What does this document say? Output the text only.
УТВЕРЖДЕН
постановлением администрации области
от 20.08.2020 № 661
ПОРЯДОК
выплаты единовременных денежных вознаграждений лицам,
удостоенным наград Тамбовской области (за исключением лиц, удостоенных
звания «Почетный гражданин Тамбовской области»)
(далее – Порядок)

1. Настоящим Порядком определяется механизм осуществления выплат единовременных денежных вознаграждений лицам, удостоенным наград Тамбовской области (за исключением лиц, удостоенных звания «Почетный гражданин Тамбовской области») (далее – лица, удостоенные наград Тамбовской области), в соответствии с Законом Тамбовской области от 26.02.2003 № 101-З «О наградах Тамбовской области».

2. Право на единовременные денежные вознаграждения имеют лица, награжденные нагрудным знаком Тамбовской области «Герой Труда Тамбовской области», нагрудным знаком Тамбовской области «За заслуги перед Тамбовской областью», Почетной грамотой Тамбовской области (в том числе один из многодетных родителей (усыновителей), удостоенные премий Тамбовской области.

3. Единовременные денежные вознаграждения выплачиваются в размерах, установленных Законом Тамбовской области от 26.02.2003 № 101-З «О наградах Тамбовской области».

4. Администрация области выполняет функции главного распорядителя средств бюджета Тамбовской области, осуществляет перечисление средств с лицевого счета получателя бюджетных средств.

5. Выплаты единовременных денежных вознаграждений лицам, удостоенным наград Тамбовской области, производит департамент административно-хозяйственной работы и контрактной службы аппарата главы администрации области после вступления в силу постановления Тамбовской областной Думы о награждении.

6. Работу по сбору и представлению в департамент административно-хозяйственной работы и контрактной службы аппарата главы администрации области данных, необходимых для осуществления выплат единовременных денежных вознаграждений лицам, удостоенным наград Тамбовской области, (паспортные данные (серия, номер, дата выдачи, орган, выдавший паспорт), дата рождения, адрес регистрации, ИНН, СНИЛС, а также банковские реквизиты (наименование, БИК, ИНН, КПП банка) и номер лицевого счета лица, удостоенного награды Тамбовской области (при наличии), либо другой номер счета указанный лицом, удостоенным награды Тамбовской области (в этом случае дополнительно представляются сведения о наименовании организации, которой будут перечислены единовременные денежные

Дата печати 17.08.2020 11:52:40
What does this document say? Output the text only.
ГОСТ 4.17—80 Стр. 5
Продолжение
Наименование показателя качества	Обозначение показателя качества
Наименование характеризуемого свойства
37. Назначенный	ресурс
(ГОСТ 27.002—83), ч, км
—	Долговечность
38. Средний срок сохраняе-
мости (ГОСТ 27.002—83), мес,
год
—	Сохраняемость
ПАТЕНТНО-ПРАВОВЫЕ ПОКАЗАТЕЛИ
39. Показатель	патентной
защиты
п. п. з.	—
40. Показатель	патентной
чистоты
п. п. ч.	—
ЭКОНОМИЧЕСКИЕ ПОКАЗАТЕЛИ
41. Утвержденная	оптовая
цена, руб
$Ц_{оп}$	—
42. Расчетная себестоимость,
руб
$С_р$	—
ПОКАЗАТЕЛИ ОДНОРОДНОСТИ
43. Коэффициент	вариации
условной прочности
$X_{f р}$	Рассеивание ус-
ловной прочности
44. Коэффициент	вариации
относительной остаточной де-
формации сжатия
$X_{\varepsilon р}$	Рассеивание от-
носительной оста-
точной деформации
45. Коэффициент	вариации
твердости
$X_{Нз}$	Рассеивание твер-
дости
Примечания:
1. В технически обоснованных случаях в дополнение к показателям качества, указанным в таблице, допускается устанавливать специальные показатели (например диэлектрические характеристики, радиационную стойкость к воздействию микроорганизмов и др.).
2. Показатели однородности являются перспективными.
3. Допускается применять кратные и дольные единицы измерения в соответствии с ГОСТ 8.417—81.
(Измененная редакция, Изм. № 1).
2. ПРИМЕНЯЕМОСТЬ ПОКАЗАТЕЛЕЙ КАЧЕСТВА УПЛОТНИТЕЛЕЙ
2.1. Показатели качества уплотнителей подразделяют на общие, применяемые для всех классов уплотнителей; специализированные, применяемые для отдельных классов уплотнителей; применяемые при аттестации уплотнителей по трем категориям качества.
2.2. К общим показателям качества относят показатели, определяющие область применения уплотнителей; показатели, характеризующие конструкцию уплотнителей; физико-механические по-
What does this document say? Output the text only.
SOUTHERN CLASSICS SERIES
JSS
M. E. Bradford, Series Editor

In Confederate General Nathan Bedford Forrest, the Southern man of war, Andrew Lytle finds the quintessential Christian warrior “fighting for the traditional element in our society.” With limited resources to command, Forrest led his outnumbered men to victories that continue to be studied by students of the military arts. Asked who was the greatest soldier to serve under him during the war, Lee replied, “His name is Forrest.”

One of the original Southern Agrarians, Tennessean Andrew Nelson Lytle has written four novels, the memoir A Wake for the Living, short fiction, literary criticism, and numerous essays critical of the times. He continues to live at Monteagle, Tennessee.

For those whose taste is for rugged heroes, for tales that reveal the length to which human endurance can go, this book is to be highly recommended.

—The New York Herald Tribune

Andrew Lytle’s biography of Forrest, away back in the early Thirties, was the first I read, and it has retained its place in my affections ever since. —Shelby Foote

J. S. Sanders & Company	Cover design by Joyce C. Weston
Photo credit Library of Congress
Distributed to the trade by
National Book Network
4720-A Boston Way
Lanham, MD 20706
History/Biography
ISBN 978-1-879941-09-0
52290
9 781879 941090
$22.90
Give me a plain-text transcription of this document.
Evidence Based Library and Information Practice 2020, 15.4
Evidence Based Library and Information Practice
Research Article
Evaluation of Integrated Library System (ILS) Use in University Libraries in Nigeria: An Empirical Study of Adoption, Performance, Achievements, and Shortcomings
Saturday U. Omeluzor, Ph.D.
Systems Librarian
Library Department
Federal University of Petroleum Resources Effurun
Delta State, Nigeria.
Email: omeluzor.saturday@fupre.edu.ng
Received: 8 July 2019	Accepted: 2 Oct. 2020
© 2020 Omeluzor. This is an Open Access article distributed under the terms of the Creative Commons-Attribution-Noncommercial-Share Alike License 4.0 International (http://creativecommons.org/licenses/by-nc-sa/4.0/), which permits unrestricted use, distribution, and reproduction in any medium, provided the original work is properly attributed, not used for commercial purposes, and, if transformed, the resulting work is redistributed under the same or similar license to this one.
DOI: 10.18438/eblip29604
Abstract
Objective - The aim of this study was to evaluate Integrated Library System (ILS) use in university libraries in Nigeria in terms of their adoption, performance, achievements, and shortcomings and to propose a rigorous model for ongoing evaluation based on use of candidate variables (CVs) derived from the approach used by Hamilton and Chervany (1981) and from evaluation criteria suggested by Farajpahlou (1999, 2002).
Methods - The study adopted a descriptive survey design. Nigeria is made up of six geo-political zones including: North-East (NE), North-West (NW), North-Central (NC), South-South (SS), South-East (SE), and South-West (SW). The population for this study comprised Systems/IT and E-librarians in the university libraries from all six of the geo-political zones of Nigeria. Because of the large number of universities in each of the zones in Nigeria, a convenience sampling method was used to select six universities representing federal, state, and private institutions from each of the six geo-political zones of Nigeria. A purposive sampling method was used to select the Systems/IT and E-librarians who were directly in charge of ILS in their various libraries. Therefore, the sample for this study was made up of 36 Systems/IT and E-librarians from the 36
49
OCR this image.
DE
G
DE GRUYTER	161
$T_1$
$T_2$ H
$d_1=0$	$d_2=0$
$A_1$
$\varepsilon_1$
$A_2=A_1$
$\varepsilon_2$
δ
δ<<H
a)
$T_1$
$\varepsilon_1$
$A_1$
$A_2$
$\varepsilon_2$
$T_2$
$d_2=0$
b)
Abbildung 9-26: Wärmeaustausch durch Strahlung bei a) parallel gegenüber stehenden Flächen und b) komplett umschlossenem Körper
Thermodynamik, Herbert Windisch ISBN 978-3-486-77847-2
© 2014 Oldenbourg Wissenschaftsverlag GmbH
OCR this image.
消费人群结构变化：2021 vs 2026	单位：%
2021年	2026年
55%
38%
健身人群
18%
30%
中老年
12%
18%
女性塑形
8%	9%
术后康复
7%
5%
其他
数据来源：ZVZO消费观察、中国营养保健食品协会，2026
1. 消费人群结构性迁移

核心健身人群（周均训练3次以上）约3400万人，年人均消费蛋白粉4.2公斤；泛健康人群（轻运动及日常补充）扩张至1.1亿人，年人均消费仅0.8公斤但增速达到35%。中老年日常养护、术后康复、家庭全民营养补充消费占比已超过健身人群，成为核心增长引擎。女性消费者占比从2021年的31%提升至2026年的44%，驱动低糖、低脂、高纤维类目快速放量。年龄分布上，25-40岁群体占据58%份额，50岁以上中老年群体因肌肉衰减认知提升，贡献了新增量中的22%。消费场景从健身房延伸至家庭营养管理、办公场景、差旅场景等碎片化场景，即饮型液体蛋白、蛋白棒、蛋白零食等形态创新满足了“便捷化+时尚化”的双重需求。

**Task directions:** Out of the preceding entries, pull every line containing the string "Evidence".

**Complete output:**
Evidence Based Library and Information Practice 2020, 15.4
Evidence Based Library and Information Practice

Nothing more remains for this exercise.